• **Problem to solve**: Copy the records below exactly as they are written.

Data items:
***
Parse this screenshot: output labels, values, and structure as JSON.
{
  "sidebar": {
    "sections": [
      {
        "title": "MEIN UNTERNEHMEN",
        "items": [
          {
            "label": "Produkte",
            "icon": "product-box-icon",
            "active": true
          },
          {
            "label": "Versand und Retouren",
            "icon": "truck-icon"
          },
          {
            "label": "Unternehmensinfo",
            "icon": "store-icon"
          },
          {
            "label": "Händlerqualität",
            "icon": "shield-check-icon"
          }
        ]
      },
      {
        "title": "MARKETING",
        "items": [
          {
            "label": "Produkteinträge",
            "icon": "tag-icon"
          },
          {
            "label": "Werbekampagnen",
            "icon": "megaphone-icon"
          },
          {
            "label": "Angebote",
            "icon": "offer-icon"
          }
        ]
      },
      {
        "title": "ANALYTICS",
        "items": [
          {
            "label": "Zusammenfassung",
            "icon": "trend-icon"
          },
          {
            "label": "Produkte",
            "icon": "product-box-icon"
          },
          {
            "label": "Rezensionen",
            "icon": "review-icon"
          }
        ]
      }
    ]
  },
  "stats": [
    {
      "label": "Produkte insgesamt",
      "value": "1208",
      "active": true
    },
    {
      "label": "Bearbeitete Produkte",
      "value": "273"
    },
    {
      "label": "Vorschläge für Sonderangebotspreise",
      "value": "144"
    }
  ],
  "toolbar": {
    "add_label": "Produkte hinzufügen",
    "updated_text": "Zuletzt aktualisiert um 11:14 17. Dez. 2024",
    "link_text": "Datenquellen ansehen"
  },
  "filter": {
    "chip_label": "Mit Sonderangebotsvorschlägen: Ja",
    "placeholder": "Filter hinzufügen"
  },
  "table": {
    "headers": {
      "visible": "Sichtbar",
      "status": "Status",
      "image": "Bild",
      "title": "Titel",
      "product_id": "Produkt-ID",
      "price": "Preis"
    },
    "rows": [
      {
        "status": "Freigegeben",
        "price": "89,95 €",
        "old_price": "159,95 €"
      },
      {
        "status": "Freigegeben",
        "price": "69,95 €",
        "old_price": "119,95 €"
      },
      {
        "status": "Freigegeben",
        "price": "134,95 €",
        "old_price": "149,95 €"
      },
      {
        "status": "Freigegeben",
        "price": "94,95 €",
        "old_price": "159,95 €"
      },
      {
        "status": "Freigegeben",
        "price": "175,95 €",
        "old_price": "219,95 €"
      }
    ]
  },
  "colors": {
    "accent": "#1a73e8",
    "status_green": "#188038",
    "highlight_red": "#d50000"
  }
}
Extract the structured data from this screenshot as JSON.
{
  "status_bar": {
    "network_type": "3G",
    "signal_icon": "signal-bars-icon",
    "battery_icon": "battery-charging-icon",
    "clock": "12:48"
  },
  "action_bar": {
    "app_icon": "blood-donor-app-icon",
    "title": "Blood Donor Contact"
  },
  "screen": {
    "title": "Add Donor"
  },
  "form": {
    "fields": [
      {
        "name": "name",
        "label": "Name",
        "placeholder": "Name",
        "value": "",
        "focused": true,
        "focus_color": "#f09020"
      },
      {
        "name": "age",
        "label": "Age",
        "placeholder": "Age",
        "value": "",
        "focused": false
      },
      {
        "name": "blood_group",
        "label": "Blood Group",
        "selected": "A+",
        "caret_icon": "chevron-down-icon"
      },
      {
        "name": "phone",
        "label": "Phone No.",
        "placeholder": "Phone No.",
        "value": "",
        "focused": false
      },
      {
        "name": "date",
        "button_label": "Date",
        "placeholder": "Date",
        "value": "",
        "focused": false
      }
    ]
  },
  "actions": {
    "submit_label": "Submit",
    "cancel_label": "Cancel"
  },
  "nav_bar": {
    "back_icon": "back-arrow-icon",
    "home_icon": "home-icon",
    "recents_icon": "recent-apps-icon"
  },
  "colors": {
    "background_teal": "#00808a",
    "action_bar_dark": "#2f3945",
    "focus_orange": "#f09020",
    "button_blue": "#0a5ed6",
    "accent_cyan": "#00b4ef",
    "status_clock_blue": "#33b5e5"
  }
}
***
• **Completed exercise**:
Parse this screenshot: output labels, values, and structure as JSON.
{
  "sidebar": {
    "sections": [
      {
        "title": "MEIN UNTERNEHMEN",
        "items": [
          {
            "label": "Produkte",
            "icon": "product-box-icon",
            "active": true
          },
          {
            "label": "Versand und Retouren",
            "icon": "truck-icon"
          },
          {
            "label": "Unternehmensinfo",
            "icon": "store-icon"
          },
          {
            "label": "Händlerqualität",
            "icon": "shield-check-icon"
          }
        ]
      },
      {
        "title": "MARKETING",
        "items": [
          {
            "label": "Produkteinträge",
            "icon": "tag-icon"
          },
          {
            "label": "Werbekampagnen",
            "icon": "megaphone-icon"
          },
          {
            "label": "Angebote",
            "icon": "offer-icon"
          }
        ]
      },
      {
        "title": "ANALYTICS",
        "items": [
          {
            "label": "Zusammenfassung",
            "icon": "trend-icon"
          },
          {
            "label": "Produkte",
            "icon": "product-box-icon"
          },
          {
            "label": "Rezensionen",
            "icon": "review-icon"
          }
        ]
      }
    ]
  },
  "stats": [
    {
      "label": "Produkte insgesamt",
      "value": "1208",
      "active": true
    },
    {
      "label": "Bearbeitete Produkte",
      "value": "273"
    },
    {
      "label": "Vorschläge für Sonderangebotspreise",
      "value": "144"
    }
  ],
  "toolbar": {
    "add_label": "Produkte hinzufügen",
    "updated_text": "Zuletzt aktualisiert um 11:14 17. Dez. 2024",
    "link_text": "Datenquellen ansehen"
  },
  "filter": {
    "chip_label": "Mit Sonderangebotsvorschlägen: Ja",
    "placeholder": "Filter hinzufügen"
  },
  "table": {
    "headers": {
      "visible": "Sichtbar",
      "status": "Status",
      "image": "Bild",
      "title": "Titel",
      "product_id": "Produkt-ID",
      "price": "Preis"
    },
    "rows": [
      {
        "status": "Freigegeben",
        "price": "89,95 €",
        "old_price": "159,95 €"
      },
      {
        "status": "Freigegeben",
        "price": "69,95 €",
        "old_price": "119,95 €"
      },
      {
        "status": "Freigegeben",
        "price": "134,95 €",
        "old_price": "149,95 €"
      },
      {
        "status": "Freigegeben",
        "price": "94,95 €",
        "old_price": "159,95 €"
      },
      {
        "status": "Freigegeben",
        "price": "175,95 €",
        "old_price": "219,95 €"
      }
    ]
  },
  "colors": {
    "accent": "#1a73e8",
    "status_green": "#188038",
    "highlight_red": "#d50000"
  }
}
Extract the structured data from this screenshot as JSON.
{
  "status_bar": {
    "network_type": "3G",
    "signal_icon": "signal-bars-icon",
    "battery_icon": "battery-charging-icon",
    "clock": "12:48"
  },
  "action_bar": {
    "app_icon": "blood-donor-app-icon",
    "title": "Blood Donor Contact"
  },
  "screen": {
    "title": "Add Donor"
  },
  "form": {
    "fields": [
      {
        "name": "name",
        "label": "Name",
        "placeholder": "Name",
        "value": "",
        "focused": true,
        "focus_color": "#f09020"
      },
      {
        "name": "age",
        "label": "Age",
        "placeholder": "Age",
        "value": "",
        "focused": false
      },
      {
        "name": "blood_group",
        "label": "Blood Group",
        "selected": "A+",
        "caret_icon": "chevron-down-icon"
      },
      {
        "name": "phone",
        "label": "Phone No.",
        "placeholder": "Phone No.",
        "value": "",
        "focused": false
      },
      {
        "name": "date",
        "button_label": "Date",
        "placeholder": "Date",
        "value": "",
        "focused": false
      }
    ]
  },
  "actions": {
    "submit_label": "Submit",
    "cancel_label": "Cancel"
  },
  "nav_bar": {
    "back_icon": "back-arrow-icon",
    "home_icon": "home-icon",
    "recents_icon": "recent-apps-icon"
  },
  "colors": {
    "background_teal": "#00808a",
    "action_bar_dark": "#2f3945",
    "focus_orange": "#f09020",
    "button_blue": "#0a5ed6",
    "accent_cyan": "#00b4ef",
    "status_clock_blue": "#33b5e5"
  }
}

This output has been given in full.